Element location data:
'''

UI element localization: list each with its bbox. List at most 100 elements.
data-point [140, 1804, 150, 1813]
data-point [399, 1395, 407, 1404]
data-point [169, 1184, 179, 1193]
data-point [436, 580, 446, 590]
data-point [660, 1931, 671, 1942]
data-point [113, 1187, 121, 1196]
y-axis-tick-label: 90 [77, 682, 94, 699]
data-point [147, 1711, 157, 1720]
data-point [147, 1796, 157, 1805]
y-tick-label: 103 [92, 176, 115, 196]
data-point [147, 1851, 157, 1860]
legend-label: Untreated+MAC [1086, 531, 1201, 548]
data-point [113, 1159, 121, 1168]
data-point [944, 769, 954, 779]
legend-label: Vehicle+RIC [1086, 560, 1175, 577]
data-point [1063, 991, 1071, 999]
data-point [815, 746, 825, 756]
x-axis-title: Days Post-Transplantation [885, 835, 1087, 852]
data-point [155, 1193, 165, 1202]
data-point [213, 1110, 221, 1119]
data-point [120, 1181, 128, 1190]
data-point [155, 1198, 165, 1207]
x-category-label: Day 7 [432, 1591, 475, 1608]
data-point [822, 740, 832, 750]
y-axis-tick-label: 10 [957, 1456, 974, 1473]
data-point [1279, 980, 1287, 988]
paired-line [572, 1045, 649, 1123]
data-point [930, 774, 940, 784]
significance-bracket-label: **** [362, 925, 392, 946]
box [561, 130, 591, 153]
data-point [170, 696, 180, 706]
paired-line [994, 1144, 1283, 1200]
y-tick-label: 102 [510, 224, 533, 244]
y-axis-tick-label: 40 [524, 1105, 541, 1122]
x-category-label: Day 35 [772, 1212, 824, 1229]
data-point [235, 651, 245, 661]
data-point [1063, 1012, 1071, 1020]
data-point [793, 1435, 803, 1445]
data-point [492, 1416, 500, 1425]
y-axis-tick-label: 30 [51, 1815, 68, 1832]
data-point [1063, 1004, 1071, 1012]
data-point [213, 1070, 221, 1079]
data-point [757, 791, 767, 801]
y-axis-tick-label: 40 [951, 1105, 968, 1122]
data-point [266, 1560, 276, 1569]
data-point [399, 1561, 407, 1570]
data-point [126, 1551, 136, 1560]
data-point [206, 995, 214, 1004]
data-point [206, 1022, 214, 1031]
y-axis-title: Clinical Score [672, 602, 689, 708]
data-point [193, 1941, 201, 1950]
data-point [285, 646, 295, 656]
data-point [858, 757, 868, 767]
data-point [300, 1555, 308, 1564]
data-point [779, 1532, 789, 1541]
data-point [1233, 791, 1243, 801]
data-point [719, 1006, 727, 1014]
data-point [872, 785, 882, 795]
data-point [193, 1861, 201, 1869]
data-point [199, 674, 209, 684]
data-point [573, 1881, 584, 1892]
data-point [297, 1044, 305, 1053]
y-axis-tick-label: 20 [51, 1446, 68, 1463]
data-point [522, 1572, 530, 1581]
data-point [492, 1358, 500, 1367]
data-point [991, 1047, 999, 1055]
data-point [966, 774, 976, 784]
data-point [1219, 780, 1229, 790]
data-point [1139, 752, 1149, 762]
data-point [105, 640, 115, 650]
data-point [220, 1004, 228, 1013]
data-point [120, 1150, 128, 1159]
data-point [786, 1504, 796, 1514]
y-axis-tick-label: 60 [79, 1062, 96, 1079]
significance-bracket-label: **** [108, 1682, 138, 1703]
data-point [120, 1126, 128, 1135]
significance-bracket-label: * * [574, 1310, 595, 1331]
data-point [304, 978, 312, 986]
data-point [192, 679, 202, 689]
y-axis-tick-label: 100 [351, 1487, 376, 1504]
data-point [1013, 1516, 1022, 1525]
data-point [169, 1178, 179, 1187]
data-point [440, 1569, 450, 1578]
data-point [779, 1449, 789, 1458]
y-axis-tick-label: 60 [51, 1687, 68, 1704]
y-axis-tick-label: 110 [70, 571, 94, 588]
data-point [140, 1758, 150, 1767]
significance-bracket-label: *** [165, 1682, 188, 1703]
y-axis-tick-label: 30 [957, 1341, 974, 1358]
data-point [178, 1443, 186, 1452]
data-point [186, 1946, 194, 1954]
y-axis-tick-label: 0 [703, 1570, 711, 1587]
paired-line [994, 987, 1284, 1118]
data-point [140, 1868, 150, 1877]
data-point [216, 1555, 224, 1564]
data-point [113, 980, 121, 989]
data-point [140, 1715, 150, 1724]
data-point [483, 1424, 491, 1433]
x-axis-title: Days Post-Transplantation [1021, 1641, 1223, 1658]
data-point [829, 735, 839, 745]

'''

Task:
Copy the lines above word for word, starting from the first line and continuing through the line that contains "data-point [213, 1110, 221, 1119]", including that line.

Exercise result:
UI element localization: list each with its bbox. List at most 100 elements.
data-point [140, 1804, 150, 1813]
data-point [399, 1395, 407, 1404]
data-point [169, 1184, 179, 1193]
data-point [436, 580, 446, 590]
data-point [660, 1931, 671, 1942]
data-point [113, 1187, 121, 1196]
y-axis-tick-label: 90 [77, 682, 94, 699]
data-point [147, 1711, 157, 1720]
data-point [147, 1796, 157, 1805]
y-tick-label: 103 [92, 176, 115, 196]
data-point [147, 1851, 157, 1860]
legend-label: Untreated+MAC [1086, 531, 1201, 548]
data-point [113, 1159, 121, 1168]
data-point [944, 769, 954, 779]
legend-label: Vehicle+RIC [1086, 560, 1175, 577]
data-point [1063, 991, 1071, 999]
data-point [815, 746, 825, 756]
x-axis-title: Days Post-Transplantation [885, 835, 1087, 852]
data-point [155, 1193, 165, 1202]
data-point [213, 1110, 221, 1119]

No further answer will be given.